== Exercise brief ==
Could you set down the listing below exactly, leaving out its pictures?

== Provided entries ==
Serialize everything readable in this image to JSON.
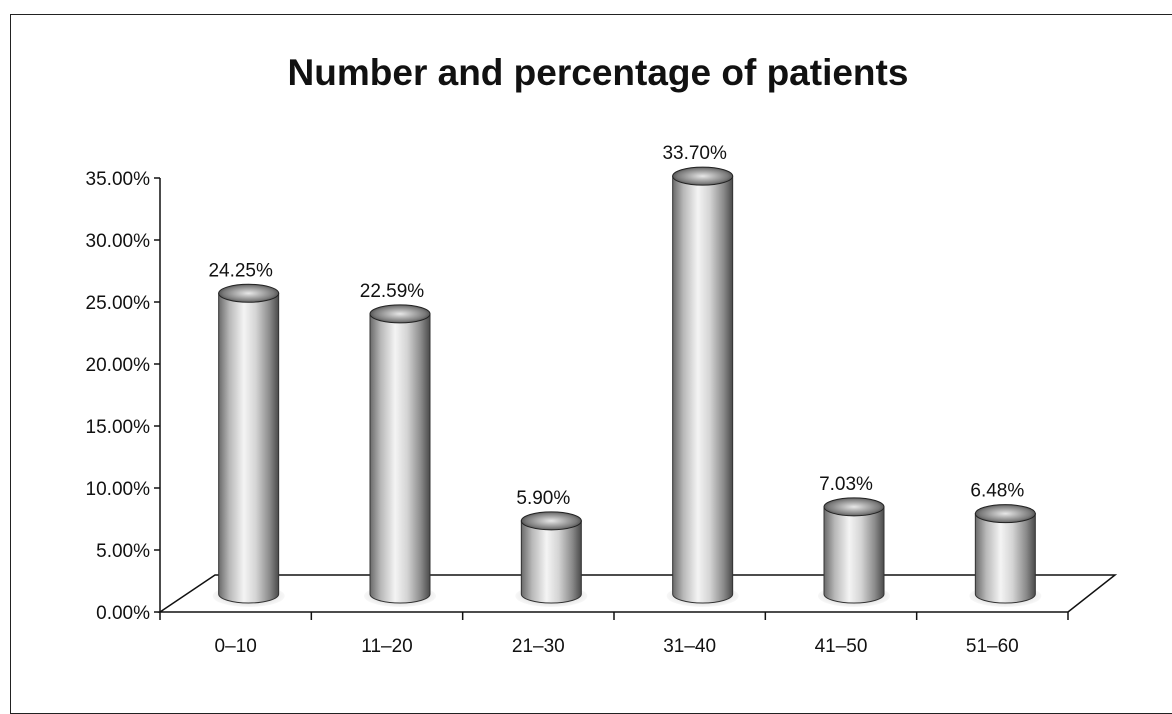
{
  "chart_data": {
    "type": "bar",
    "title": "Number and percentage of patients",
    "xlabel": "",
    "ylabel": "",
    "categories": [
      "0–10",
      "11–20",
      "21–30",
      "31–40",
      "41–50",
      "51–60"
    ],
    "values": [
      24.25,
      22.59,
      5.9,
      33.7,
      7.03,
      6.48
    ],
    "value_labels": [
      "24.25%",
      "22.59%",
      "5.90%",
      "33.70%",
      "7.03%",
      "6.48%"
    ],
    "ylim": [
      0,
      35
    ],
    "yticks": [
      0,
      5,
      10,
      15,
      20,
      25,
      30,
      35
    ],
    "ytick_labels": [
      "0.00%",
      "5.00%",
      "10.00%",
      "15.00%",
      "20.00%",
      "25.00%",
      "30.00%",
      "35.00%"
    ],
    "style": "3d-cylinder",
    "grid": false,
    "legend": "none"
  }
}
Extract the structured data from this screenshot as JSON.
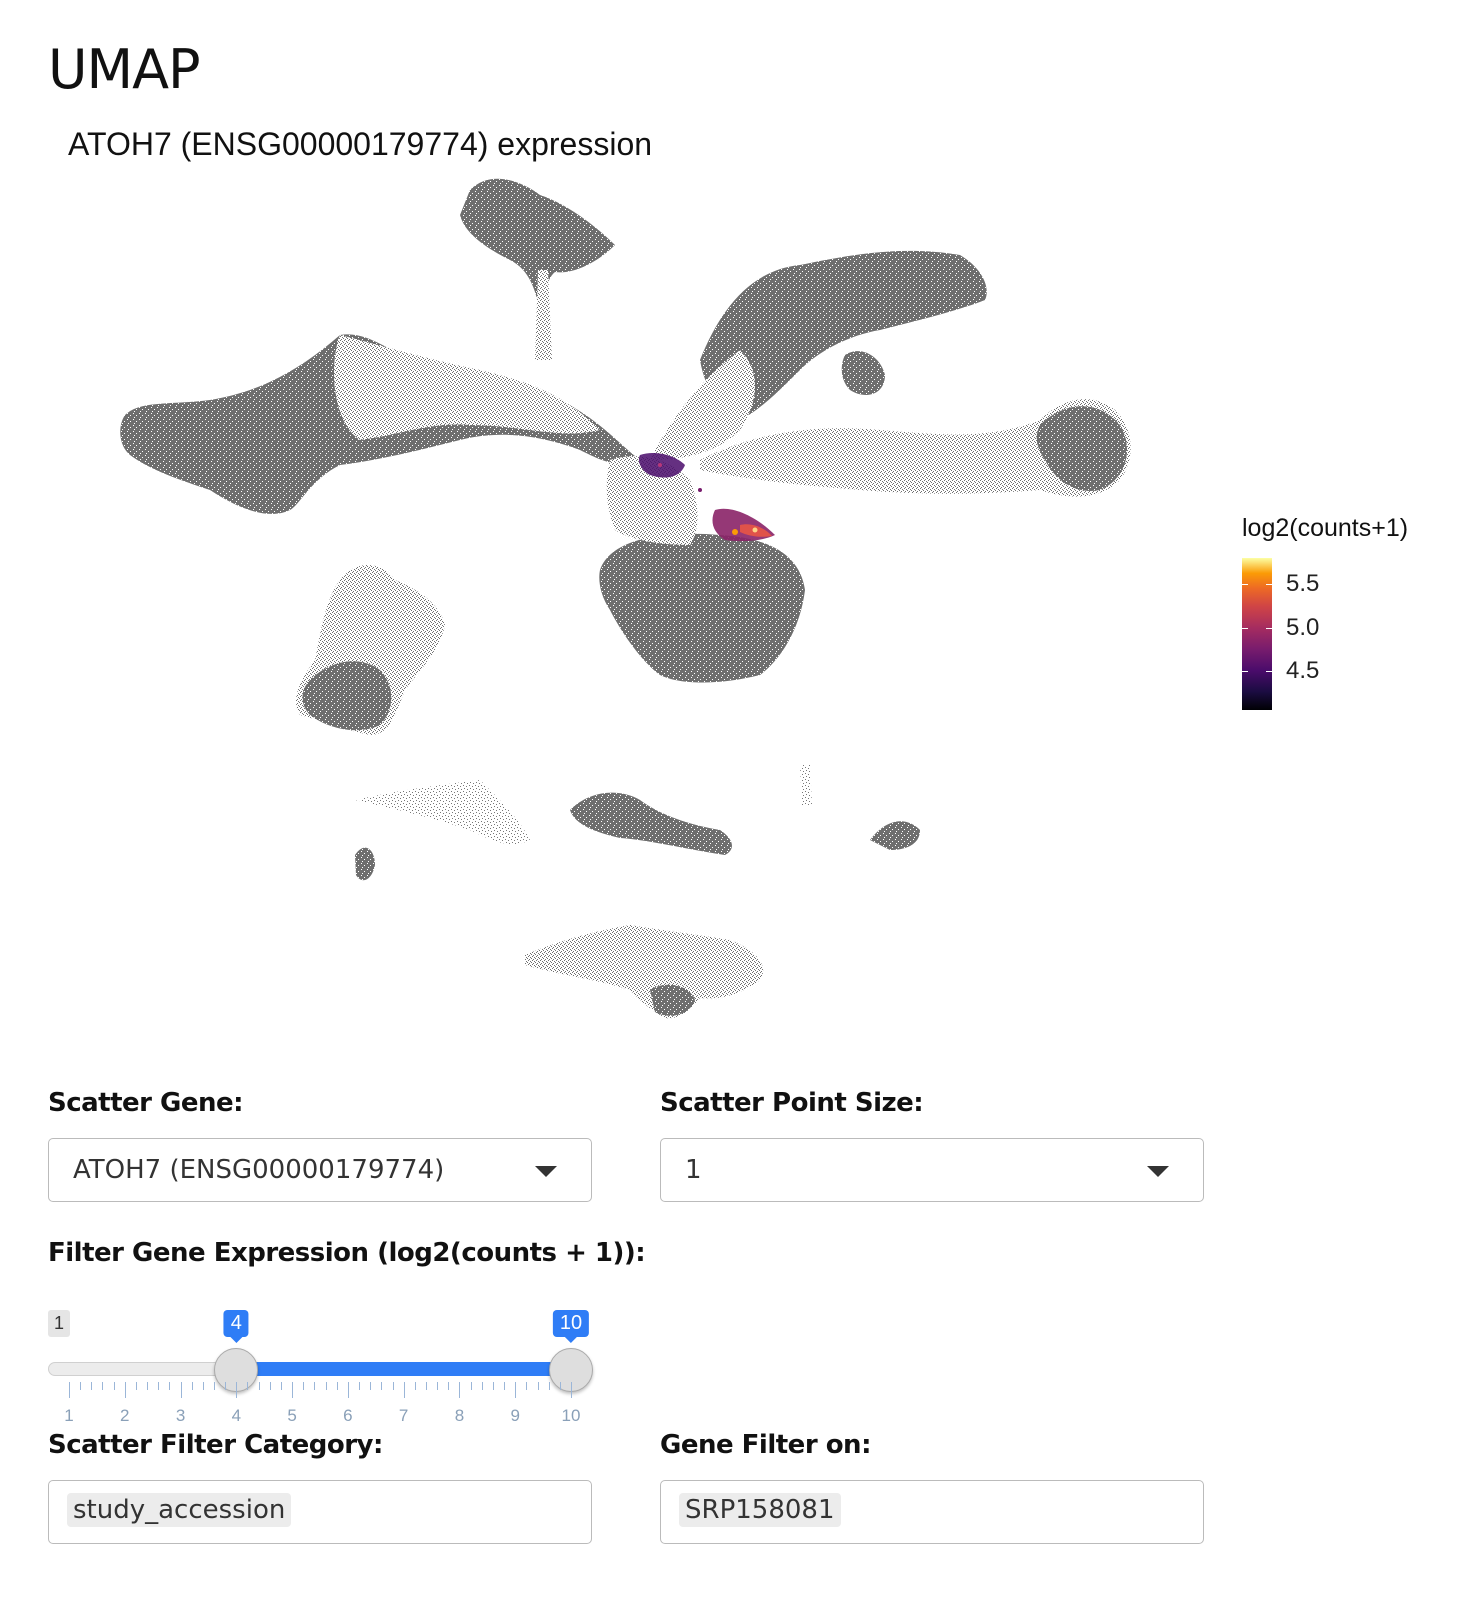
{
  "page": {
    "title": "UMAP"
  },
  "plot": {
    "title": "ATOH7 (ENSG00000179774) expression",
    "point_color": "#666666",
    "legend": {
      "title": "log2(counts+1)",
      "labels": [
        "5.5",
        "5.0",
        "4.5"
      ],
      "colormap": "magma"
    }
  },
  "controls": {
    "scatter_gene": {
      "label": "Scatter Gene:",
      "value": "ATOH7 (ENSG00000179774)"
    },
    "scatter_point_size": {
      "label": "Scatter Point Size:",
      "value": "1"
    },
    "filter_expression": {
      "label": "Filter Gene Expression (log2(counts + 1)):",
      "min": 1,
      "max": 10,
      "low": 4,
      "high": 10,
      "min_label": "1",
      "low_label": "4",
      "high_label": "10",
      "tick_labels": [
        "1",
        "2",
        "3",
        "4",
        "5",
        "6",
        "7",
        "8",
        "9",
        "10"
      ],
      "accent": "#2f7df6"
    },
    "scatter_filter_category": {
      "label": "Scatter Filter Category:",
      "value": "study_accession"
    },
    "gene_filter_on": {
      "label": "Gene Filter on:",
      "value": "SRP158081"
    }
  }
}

== Written solution ==
Serialize everything readable in this image to JSON.
{
  "chart_data": {
    "type": "bar",
    "title": "Number and percentage of patients",
    "xlabel": "",
    "ylabel": "",
    "categories": [
      "0–10",
      "11–20",
      "21–30",
      "31–40",
      "41–50",
      "51–60"
    ],
    "values": [
      24.25,
      22.59,
      5.9,
      33.7,
      7.03,
      6.48
    ],
    "value_labels": [
      "24.25%",
      "22.59%",
      "5.90%",
      "33.70%",
      "7.03%",
      "6.48%"
    ],
    "ylim": [
      0,
      35
    ],
    "yticks": [
      0,
      5,
      10,
      15,
      20,
      25,
      30,
      35
    ],
    "ytick_labels": [
      "0.00%",
      "5.00%",
      "10.00%",
      "15.00%",
      "20.00%",
      "25.00%",
      "30.00%",
      "35.00%"
    ],
    "style": "3d-cylinder",
    "grid": false,
    "legend": "none"
  }
}
Extract the structured data from this screenshot as JSON.
{
  "page": {
    "title": "UMAP"
  },
  "plot": {
    "title": "ATOH7 (ENSG00000179774) expression",
    "point_color": "#666666",
    "legend": {
      "title": "log2(counts+1)",
      "labels": [
        "5.5",
        "5.0",
        "4.5"
      ],
      "colormap": "magma"
    }
  },
  "controls": {
    "scatter_gene": {
      "label": "Scatter Gene:",
      "value": "ATOH7 (ENSG00000179774)"
    },
    "scatter_point_size": {
      "label": "Scatter Point Size:",
      "value": "1"
    },
    "filter_expression": {
      "label": "Filter Gene Expression (log2(counts + 1)):",
      "min": 1,
      "max": 10,
      "low": 4,
      "high": 10,
      "min_label": "1",
      "low_label": "4",
      "high_label": "10",
      "tick_labels": [
        "1",
        "2",
        "3",
        "4",
        "5",
        "6",
        "7",
        "8",
        "9",
        "10"
      ],
      "accent": "#2f7df6"
    },
    "scatter_filter_category": {
      "label": "Scatter Filter Category:",
      "value": "study_accession"
    },
    "gene_filter_on": {
      "label": "Gene Filter on:",
      "value": "SRP158081"
    }
  }
}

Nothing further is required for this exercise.